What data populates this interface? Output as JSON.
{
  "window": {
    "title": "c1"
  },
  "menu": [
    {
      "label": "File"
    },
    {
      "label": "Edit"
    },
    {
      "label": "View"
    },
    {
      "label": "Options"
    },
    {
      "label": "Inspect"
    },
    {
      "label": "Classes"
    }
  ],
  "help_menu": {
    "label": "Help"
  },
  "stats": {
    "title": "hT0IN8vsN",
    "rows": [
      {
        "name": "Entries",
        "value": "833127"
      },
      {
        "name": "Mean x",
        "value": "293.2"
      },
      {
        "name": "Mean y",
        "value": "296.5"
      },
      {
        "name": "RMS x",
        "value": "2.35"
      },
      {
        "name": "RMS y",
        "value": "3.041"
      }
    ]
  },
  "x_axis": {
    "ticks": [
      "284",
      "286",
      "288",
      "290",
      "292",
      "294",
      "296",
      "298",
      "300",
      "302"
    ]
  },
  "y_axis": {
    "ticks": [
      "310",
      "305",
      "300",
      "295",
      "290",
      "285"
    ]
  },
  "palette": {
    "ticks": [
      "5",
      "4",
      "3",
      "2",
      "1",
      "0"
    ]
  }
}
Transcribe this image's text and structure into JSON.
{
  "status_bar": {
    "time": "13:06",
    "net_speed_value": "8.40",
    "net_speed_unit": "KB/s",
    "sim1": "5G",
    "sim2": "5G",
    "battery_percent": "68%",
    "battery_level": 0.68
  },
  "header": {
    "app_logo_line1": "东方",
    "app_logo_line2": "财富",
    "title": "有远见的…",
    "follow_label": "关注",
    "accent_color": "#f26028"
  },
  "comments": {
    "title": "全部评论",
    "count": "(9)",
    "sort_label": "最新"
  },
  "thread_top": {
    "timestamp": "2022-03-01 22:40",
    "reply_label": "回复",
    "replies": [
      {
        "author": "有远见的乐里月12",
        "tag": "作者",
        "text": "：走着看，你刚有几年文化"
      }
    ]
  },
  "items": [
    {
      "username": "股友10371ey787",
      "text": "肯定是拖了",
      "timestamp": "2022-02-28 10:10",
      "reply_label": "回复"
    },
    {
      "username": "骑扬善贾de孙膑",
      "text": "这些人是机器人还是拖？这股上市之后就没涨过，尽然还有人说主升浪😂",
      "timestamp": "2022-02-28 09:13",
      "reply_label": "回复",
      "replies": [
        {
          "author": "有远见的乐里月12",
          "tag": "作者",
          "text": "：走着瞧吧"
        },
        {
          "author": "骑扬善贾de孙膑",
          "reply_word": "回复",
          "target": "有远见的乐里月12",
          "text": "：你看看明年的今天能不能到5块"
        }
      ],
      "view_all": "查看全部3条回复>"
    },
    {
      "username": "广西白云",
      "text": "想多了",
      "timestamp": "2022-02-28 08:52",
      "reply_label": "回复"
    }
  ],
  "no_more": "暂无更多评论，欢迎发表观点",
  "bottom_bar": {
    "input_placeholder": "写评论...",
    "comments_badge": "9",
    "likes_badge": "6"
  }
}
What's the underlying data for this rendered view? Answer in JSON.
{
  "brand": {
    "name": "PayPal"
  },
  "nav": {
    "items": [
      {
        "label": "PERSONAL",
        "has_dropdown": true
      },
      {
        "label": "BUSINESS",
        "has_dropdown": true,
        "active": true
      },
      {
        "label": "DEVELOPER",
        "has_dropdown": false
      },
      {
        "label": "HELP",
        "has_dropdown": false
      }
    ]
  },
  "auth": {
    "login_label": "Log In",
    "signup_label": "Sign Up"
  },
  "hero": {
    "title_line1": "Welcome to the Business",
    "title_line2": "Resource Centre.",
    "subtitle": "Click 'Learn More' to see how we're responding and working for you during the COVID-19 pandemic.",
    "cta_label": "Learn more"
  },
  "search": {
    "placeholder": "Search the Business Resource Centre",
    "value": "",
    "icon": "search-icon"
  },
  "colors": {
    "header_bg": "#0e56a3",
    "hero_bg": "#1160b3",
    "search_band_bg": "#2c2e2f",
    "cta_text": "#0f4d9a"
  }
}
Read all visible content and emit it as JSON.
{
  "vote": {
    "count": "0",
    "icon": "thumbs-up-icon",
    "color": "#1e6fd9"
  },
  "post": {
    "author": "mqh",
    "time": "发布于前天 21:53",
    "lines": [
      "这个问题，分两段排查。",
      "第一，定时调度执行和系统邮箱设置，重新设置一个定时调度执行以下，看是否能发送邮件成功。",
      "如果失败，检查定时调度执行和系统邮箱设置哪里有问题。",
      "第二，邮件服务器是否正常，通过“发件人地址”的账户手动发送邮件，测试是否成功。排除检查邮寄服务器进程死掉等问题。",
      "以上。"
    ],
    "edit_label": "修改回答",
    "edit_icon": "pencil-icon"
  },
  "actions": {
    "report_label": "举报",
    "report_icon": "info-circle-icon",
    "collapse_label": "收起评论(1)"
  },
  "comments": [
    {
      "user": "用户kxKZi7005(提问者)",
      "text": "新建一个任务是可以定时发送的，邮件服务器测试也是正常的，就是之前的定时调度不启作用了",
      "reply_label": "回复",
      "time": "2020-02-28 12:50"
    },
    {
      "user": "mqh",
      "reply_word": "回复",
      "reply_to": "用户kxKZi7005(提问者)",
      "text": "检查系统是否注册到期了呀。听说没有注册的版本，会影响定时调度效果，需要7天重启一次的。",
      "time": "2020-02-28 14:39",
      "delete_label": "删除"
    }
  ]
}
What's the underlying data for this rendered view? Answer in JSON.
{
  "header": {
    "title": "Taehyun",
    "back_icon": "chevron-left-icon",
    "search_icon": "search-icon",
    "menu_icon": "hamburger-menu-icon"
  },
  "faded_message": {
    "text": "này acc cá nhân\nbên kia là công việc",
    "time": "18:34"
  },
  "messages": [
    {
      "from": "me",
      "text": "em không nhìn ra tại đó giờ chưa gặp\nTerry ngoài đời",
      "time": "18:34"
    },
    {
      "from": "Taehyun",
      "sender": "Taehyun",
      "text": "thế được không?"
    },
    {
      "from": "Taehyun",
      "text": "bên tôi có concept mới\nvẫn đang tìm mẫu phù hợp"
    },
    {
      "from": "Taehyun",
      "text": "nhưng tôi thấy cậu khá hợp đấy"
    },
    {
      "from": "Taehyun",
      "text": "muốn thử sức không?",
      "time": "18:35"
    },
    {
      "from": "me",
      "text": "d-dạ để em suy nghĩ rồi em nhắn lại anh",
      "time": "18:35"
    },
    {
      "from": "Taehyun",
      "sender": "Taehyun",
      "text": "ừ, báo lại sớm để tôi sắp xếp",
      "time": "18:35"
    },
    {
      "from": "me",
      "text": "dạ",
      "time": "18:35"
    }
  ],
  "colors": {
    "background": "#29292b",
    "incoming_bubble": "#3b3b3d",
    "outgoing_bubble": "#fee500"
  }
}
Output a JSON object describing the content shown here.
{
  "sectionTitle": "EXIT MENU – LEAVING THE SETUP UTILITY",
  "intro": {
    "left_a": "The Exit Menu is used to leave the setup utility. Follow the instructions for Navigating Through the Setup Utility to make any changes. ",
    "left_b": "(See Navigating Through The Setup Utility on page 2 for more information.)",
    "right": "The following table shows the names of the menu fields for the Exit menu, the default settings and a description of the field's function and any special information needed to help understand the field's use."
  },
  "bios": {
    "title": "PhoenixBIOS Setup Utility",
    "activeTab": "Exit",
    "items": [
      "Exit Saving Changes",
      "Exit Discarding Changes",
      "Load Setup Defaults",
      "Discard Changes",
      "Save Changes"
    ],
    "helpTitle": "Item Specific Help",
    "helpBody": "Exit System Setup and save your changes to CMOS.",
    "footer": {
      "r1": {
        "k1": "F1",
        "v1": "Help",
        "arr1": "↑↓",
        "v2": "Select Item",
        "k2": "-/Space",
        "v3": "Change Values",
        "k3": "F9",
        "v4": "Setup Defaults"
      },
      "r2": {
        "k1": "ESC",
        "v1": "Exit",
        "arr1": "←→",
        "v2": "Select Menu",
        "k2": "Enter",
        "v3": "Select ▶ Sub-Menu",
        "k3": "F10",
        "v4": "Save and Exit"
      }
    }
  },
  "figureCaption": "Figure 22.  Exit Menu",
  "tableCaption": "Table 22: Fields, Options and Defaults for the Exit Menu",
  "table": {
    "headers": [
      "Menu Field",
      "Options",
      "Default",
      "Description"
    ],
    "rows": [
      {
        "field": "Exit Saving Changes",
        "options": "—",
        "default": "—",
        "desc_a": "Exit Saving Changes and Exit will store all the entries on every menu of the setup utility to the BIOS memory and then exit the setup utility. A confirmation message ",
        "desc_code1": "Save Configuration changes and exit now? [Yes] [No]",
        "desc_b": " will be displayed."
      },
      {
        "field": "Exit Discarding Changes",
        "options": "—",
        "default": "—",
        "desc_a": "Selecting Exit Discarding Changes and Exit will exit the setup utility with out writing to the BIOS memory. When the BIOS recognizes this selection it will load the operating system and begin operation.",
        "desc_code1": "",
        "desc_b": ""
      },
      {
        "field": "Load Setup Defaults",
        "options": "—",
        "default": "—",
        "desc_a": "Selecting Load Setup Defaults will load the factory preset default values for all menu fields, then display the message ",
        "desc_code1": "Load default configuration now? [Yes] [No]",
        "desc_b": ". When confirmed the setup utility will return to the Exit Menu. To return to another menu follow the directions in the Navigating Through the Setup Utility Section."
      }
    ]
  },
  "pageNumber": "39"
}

────────────────

Isolate each line of the listing above that includes "không". Copy it.

      "text": "em không nhìn ra tại đó giờ chưa gặp\nTerry ngoài đời",
      "text": "thế được không?"
      "text": "muốn thử sức không?",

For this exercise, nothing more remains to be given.